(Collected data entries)
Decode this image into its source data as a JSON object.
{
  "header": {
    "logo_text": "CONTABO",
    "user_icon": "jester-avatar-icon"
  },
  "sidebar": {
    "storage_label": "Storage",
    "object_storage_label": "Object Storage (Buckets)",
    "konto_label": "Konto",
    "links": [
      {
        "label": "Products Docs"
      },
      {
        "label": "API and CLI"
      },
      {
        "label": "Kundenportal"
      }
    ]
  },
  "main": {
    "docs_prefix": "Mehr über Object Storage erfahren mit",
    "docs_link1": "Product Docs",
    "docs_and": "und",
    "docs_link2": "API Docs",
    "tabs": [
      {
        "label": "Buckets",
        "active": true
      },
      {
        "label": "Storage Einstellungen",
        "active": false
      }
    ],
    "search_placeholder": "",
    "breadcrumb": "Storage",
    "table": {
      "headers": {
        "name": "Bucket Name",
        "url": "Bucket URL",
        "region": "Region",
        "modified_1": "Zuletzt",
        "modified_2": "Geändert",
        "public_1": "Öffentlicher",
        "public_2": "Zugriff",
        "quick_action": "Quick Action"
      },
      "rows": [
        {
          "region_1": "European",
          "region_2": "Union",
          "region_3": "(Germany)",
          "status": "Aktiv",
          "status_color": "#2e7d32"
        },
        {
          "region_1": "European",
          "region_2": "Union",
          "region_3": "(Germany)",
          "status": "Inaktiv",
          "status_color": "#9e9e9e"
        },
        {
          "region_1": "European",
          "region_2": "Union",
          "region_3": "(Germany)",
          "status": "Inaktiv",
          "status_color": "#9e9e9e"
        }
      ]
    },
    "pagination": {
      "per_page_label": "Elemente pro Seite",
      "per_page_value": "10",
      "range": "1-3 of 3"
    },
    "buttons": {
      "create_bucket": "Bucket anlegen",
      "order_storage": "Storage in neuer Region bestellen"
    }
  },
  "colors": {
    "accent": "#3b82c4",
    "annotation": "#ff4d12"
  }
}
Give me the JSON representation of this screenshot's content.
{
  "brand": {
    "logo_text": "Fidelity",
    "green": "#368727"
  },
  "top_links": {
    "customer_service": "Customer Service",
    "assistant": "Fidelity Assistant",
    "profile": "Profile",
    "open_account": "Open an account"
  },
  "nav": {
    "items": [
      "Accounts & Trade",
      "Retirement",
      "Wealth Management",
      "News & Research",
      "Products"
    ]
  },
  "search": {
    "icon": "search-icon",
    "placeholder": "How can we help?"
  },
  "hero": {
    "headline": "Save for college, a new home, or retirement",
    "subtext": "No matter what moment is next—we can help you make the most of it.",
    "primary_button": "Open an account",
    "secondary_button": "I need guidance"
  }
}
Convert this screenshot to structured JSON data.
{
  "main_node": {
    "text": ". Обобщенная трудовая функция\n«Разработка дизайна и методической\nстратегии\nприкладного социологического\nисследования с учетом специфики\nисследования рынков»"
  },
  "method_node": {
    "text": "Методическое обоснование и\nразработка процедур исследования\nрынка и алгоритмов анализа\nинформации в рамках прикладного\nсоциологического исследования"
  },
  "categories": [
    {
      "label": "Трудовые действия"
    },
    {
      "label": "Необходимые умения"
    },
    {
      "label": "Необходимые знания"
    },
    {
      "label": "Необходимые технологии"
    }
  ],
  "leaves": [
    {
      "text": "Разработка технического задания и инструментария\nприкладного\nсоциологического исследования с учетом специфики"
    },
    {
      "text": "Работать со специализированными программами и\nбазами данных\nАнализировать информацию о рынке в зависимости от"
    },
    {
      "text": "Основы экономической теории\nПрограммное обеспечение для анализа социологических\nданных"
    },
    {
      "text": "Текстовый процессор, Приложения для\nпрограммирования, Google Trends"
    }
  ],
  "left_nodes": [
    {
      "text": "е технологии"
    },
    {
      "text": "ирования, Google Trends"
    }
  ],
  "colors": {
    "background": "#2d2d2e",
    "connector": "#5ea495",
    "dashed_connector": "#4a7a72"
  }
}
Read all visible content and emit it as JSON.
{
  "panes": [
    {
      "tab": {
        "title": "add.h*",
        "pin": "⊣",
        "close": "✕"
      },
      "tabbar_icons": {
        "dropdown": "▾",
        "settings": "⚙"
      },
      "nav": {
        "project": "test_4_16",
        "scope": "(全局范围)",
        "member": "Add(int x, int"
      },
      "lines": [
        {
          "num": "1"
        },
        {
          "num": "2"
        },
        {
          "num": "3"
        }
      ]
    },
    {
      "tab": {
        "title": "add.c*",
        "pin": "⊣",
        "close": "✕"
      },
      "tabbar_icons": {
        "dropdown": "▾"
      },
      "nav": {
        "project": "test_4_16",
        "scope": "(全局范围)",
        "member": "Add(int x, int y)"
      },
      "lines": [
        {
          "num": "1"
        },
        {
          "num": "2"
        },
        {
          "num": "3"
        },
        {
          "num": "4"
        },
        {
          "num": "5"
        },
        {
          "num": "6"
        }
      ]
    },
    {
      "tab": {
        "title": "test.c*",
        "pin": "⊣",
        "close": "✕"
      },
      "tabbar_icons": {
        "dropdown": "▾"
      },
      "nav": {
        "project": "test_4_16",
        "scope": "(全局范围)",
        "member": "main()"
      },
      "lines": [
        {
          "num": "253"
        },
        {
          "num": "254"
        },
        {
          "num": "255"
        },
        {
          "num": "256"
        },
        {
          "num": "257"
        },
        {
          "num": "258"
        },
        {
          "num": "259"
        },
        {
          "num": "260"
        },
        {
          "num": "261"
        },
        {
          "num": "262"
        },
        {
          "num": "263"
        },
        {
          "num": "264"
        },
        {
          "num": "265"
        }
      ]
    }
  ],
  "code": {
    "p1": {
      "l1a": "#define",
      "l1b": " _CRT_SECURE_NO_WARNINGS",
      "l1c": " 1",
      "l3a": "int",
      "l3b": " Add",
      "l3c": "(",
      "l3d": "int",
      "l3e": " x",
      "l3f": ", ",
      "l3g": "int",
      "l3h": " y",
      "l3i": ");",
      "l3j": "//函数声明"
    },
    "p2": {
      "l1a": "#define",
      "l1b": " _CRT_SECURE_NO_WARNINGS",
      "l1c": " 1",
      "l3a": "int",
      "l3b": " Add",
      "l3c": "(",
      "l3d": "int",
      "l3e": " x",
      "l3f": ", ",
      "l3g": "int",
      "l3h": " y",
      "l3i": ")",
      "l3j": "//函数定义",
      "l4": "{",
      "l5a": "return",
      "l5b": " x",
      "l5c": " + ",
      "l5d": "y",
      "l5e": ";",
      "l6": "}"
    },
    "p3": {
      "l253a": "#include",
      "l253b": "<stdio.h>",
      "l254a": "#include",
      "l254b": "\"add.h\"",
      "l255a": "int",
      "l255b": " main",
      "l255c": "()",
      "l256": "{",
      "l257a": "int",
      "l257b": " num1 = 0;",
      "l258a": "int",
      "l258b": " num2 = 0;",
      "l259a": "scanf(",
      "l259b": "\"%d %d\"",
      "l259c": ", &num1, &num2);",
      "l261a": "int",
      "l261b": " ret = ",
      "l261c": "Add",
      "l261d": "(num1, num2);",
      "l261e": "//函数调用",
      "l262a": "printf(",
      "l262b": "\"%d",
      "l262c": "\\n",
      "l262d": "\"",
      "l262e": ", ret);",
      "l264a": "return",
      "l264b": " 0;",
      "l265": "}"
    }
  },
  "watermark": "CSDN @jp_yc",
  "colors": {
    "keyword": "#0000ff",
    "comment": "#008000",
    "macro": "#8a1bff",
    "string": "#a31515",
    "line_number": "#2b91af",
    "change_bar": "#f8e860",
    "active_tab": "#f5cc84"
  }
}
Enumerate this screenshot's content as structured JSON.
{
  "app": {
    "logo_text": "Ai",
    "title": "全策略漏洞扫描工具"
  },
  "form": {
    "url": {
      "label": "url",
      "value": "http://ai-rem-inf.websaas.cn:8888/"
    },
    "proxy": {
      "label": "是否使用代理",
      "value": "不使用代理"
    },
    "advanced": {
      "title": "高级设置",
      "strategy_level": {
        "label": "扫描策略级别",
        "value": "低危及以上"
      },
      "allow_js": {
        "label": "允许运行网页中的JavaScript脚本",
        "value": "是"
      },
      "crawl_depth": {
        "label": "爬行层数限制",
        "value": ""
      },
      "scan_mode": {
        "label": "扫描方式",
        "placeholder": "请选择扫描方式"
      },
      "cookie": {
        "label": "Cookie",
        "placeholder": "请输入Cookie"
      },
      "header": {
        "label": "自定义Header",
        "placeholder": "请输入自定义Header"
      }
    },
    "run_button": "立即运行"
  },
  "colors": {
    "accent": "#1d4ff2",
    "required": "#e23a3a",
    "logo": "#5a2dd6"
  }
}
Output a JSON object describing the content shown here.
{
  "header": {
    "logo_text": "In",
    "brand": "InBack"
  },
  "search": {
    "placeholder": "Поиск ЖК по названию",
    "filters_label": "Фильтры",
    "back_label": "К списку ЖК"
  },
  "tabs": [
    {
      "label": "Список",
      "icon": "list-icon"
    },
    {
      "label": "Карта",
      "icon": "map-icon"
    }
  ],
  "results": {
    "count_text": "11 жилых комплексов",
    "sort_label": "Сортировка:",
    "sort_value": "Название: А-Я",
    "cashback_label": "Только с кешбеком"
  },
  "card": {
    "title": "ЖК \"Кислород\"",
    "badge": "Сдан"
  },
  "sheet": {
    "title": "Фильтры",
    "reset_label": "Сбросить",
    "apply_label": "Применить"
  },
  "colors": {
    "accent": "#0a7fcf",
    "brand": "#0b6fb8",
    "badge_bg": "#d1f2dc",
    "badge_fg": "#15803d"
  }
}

■ PROBLEM TO SOLVE: Look through the data above. Copy every line with the string "Фильтры" in it.

■ FULL OUTPUT:
    "filters_label": "Фильтры",
    "title": "Фильтры",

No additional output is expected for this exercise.